**TASK REQUIREMENTS:**
1 – Reproduce, word for word, the part of the devotional reflection on God's love that opens with the words containing "August 10, 2012" and closes with "cannot reach it.".
2 – According to the devotional reflection on God's love, from which page of the quoted book is the reflection taken?
3 – Write what comes next in the devotional reflection on God's love, continuing on from its final sentence.

**SOURCE TEXT:**

━━━━━━━━━━━━━━━━━━━━

The Power of God’s Love

August 10, 2012

Today’s Reflection

NO WOUND is so trivial that the love of God is not concerned with it. No pain is so deep, so long-standing, that the love of God cannot reach it.

Every shock, every bleeding wound, every anger and grief is not only encompassed by that love but is also held and transformed by that love. The fact that it is in what we call the “past” makes no difference to the power of God’s love.

- Flora Slosson Wuellner
Prayer, Stress, and Our Inner Wounds

From page 28 of Prayer, Stress, and Our Inner Wounds by Flora Slosson Wuellner. Copyright © 1985 by The Upper Room. All rights reserved. Used by permission of Upper Room Books. http://bookstore.upperroom.org/ Learn more about or purchase this book.

Today’s Question

Are you holding on to past wounds? Invite God’s love to surround you. Share your thoughts.

Today’s Scripture

Therefore be imitators of God, as beloved children, and live in love, as Christ loved us and gave himself up for us, a fragrant offering and sacrifice to God.

━━━━━━━━━━━━━━━━━━━━

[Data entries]
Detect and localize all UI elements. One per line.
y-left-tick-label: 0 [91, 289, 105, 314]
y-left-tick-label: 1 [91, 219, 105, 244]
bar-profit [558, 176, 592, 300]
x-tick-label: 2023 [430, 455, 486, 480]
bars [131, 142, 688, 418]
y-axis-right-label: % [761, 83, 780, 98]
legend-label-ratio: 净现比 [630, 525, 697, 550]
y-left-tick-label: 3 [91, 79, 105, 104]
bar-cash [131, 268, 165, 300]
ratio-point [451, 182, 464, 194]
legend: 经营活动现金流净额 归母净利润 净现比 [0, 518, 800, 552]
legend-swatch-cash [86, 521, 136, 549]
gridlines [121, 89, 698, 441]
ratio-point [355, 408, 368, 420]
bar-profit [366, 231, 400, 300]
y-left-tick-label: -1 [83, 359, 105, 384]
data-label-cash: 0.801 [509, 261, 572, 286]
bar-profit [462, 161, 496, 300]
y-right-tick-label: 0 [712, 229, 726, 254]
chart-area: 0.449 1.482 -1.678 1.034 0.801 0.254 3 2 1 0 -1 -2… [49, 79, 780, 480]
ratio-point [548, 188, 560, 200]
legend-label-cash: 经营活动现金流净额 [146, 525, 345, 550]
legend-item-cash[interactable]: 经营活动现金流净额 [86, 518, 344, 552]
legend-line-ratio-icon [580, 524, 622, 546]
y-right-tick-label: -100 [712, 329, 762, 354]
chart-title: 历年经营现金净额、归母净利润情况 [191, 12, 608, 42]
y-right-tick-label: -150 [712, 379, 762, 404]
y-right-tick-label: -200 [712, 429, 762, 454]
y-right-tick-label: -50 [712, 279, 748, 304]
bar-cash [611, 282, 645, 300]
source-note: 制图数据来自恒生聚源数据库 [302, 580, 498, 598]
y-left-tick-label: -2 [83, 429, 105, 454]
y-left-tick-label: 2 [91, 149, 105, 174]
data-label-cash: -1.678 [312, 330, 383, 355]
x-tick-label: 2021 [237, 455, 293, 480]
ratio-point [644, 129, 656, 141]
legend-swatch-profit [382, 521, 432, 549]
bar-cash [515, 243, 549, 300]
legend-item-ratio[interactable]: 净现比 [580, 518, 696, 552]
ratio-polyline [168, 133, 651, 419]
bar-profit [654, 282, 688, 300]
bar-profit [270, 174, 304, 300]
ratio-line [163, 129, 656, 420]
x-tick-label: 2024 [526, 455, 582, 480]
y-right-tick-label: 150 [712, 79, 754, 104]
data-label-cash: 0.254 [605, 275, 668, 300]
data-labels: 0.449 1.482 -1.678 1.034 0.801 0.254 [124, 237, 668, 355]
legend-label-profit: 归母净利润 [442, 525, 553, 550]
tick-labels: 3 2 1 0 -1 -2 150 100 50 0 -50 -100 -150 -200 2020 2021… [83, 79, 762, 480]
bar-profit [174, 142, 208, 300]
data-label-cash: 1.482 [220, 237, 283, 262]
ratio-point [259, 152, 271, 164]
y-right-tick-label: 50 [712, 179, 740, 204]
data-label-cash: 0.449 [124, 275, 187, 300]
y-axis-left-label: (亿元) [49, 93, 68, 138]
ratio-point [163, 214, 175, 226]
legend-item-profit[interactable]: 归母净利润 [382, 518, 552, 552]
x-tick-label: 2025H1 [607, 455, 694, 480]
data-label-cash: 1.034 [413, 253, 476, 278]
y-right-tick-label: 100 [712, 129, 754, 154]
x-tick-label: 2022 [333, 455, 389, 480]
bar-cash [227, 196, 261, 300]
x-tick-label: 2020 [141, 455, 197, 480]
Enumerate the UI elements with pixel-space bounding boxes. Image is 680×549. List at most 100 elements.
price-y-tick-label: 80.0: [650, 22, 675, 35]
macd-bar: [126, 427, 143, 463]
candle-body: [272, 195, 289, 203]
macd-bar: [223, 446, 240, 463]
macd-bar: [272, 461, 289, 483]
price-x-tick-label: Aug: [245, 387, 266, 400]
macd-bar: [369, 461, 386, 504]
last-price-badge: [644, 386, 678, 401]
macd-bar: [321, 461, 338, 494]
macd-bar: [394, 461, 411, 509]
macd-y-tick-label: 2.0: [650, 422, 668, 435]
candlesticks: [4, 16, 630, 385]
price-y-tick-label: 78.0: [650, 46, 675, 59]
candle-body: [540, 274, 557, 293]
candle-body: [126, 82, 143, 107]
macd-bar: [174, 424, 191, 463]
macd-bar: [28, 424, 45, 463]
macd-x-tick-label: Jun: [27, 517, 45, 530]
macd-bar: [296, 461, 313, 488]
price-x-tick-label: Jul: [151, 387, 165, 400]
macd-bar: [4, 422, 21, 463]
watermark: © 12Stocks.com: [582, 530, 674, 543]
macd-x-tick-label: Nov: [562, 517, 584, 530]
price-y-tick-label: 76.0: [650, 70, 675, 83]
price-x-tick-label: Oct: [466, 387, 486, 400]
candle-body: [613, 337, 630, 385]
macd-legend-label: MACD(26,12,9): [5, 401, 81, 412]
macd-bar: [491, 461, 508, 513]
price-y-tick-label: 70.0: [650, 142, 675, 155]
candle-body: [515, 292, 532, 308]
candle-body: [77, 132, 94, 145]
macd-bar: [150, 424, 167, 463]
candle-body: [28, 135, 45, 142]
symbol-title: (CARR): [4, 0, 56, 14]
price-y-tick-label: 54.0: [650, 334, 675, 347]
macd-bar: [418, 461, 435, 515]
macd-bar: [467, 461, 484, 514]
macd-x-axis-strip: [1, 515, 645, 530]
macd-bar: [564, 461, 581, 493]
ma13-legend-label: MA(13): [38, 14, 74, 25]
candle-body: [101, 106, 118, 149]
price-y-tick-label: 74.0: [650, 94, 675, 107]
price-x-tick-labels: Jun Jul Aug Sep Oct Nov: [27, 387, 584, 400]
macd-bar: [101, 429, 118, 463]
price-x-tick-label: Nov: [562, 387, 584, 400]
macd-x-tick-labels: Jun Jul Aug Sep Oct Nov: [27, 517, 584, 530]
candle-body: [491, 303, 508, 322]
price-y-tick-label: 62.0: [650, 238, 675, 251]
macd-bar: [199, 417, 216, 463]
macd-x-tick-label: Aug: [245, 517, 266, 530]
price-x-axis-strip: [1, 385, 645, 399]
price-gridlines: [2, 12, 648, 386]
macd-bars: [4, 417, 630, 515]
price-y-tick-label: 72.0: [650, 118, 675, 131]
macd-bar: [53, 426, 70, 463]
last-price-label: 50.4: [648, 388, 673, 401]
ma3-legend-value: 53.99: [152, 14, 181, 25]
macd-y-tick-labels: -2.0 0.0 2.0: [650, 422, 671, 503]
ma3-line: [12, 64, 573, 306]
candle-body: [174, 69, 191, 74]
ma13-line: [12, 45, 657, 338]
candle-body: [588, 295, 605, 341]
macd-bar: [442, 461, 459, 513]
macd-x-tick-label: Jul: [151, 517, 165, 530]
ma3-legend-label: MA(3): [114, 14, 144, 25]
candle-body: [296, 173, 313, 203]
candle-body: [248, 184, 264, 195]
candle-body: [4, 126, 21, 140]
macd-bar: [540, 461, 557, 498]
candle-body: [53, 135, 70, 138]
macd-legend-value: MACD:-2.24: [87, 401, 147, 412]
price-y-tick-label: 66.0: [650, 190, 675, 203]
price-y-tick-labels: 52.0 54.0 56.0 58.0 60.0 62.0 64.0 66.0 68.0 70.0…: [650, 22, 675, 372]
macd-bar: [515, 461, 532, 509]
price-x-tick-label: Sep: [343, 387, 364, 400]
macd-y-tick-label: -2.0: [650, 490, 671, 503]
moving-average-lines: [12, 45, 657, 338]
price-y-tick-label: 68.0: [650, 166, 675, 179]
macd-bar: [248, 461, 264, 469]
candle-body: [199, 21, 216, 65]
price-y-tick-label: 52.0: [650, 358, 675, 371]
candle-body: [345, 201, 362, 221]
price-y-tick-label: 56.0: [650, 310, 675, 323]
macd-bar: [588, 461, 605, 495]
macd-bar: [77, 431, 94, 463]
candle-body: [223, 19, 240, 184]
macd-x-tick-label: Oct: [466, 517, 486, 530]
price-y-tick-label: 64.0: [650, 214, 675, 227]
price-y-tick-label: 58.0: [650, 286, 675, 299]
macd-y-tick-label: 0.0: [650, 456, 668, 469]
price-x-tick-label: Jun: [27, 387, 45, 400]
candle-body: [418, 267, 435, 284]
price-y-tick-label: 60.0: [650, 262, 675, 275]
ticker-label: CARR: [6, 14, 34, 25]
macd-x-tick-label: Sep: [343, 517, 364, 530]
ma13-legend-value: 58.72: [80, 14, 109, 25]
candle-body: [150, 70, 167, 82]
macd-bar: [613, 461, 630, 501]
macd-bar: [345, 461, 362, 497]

━━━━━━━━━━━━━━━━━━━━

**ANSWERS FOR THIS EXERCISE:**
1 –
August 10, 2012

Today’s Reflection

NO WOUND is so trivial that the love of God is not concerned with it. No pain is so deep, so long-standing, that the love of God cannot reach it.

2 – Page 28

3 –
Ephesians 5:1-2, NRSV

This Week: pray for those with cancer and their families. Submit your prayer to The Upper Room Living Prayer Center or share it in the comment section below.

Did You Know?

Church leaders in Zimbabwe struggle to gather and distribute Christian educational materials for their congregations. Pastor Phillip Musharu is leading an effort to grow distribution of The Upper Room daily devotional guide to help meet the need for resources. Read more about Musharu here or visit www.upperroom.org/gift to donate to the Africa Initiative.

Saints, Inc.:

This week we remember Florence Nightingale (August 13).

Lectionary Readings

(Courtesy of Vanderbilt Divinity Library)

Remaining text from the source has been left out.